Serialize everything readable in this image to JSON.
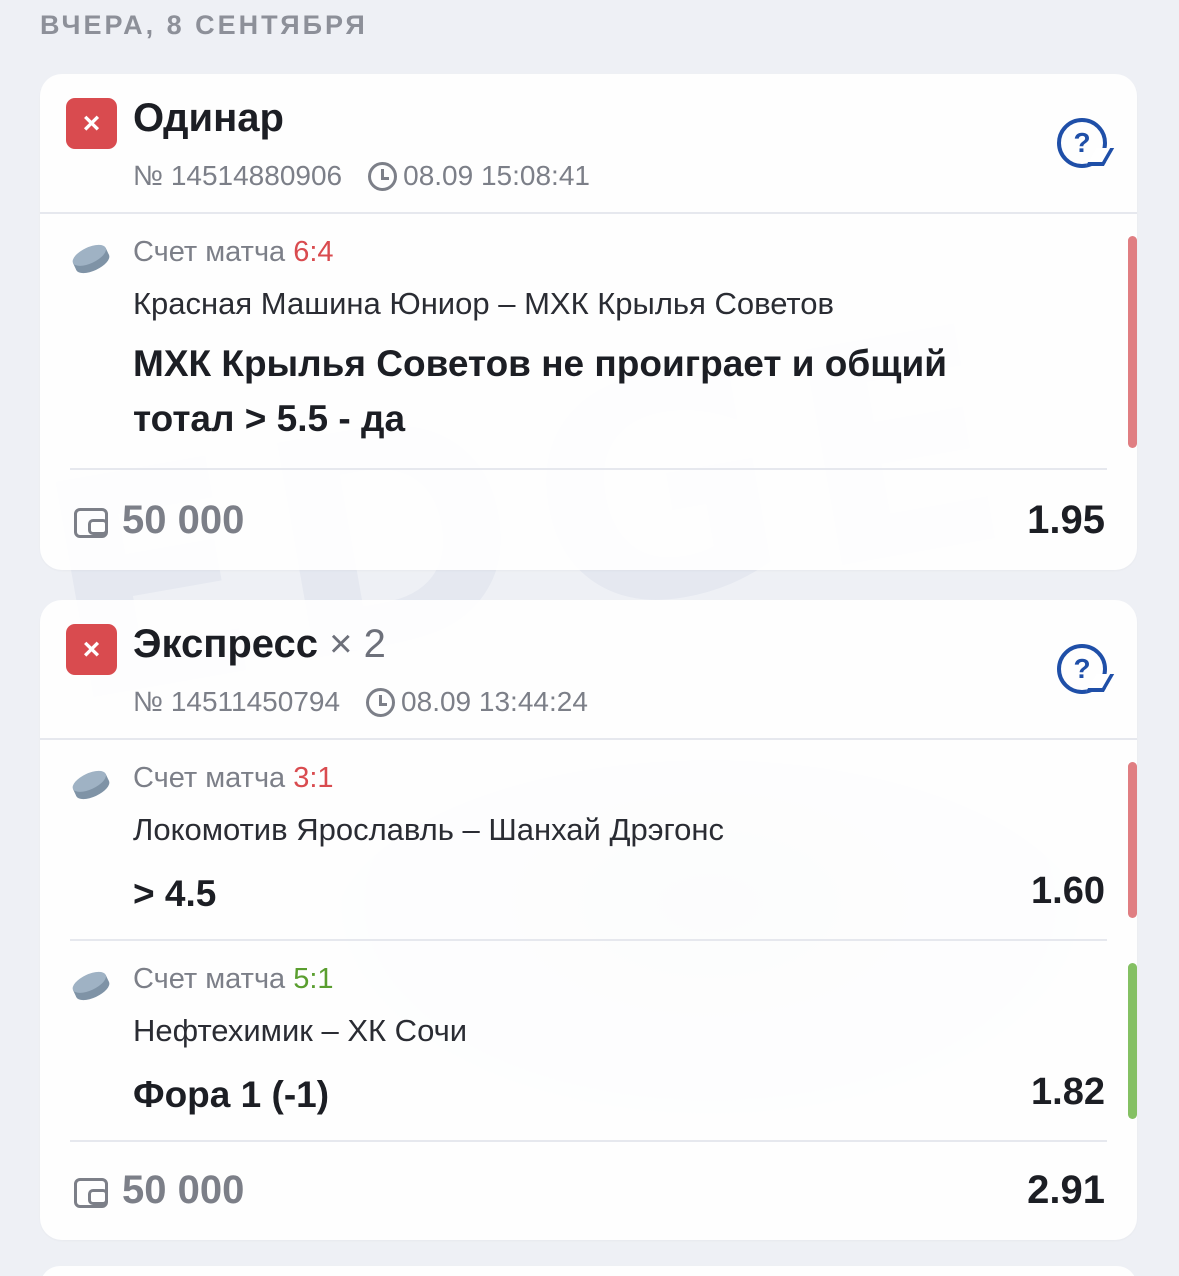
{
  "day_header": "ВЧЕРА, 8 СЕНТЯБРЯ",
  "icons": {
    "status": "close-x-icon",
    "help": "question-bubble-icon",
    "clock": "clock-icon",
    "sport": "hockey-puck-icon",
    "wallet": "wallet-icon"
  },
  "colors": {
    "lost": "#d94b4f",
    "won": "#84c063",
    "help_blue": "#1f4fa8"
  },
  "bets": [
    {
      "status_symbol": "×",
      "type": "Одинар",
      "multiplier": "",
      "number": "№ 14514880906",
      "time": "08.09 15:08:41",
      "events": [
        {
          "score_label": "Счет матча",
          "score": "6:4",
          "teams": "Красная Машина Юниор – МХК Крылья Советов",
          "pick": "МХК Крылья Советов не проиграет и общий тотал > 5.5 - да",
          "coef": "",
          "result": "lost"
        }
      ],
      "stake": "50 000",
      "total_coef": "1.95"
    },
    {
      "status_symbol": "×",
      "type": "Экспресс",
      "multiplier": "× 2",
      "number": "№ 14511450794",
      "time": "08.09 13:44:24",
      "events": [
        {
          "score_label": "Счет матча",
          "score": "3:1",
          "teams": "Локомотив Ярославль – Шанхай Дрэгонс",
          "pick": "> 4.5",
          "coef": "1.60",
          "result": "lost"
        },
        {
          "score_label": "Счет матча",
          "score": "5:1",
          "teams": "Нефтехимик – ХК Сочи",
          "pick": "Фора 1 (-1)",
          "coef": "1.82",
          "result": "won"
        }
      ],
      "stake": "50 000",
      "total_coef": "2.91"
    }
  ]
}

= = =

Goal of the exercise :: All lines that include "number" are to be gathered and copied.

Solution ::
      "number": "№ 14514880906",
      "number": "№ 14511450794",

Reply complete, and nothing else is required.